What is expected.
Report only how many lines hold the word "this".

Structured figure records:

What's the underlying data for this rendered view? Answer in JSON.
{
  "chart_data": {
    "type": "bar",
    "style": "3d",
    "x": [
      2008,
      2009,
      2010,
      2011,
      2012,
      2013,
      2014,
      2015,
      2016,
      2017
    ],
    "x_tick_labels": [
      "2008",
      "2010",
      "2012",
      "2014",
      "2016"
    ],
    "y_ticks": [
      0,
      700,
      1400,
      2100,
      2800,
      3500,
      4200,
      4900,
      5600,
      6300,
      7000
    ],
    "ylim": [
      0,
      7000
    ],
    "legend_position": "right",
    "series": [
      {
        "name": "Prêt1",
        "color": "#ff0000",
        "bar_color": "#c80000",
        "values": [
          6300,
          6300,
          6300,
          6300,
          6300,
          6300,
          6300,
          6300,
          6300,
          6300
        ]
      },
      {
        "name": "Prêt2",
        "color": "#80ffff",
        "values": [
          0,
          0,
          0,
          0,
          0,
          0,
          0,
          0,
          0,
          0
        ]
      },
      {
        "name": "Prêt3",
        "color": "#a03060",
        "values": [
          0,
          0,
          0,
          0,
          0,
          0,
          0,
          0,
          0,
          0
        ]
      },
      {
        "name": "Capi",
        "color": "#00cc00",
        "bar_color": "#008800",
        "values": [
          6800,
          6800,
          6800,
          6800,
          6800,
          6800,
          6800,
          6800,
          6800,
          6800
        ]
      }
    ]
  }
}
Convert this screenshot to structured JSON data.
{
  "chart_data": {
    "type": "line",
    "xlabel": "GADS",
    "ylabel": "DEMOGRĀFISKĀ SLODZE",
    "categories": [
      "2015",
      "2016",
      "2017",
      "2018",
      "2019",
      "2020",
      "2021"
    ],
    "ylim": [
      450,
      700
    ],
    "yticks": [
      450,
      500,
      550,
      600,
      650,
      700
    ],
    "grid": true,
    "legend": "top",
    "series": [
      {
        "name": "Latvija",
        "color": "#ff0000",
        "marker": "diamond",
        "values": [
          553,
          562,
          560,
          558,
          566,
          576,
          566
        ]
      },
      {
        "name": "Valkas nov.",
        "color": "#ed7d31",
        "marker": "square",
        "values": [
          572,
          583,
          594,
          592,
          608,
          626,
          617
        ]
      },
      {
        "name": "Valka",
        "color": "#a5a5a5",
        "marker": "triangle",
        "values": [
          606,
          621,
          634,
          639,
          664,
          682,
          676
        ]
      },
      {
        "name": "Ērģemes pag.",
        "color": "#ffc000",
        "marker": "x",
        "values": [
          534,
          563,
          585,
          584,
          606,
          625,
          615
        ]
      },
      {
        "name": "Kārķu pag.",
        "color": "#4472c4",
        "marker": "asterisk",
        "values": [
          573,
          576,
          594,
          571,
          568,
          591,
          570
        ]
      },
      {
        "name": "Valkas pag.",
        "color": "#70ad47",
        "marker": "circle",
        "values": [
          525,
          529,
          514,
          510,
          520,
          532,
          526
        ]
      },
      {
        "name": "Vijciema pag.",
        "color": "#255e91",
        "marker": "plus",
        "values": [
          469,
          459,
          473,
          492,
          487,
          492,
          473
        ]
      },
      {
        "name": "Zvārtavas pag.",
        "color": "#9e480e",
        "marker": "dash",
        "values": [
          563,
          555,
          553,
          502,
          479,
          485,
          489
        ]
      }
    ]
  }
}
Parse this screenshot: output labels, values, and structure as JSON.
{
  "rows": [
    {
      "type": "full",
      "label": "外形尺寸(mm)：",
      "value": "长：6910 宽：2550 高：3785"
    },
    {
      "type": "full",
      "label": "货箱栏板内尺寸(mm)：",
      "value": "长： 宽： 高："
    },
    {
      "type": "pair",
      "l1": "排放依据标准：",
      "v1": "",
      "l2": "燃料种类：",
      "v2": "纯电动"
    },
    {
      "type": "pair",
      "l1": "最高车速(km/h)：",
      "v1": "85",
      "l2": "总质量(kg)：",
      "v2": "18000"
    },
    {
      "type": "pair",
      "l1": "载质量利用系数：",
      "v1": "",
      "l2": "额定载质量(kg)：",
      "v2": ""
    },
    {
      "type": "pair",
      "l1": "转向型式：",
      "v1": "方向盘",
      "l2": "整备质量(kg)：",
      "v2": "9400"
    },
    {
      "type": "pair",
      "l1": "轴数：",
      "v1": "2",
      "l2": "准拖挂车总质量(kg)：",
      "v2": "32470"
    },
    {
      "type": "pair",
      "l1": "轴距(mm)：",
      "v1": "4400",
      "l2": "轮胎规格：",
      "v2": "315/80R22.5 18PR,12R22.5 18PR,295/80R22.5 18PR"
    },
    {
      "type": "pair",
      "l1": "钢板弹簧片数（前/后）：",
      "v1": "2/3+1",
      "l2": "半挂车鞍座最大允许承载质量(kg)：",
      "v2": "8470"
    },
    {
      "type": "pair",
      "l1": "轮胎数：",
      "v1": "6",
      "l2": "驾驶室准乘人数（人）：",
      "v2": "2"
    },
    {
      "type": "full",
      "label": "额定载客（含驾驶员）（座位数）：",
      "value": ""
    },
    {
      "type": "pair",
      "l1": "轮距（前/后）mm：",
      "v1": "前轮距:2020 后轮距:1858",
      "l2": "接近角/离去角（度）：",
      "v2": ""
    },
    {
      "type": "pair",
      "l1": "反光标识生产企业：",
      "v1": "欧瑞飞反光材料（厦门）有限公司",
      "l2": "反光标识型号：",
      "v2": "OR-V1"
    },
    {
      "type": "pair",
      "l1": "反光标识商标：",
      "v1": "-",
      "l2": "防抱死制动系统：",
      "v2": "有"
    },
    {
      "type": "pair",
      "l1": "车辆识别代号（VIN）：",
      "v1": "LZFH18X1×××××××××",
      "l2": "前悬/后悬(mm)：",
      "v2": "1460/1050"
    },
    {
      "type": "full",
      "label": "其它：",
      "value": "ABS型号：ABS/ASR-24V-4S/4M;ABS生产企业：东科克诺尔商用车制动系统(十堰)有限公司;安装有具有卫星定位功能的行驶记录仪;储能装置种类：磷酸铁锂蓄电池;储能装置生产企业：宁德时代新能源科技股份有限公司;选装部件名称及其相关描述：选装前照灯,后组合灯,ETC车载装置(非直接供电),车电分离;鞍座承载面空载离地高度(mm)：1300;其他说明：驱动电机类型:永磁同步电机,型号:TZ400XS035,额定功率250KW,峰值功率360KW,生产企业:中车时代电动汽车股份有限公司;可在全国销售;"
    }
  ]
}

Right answer.
3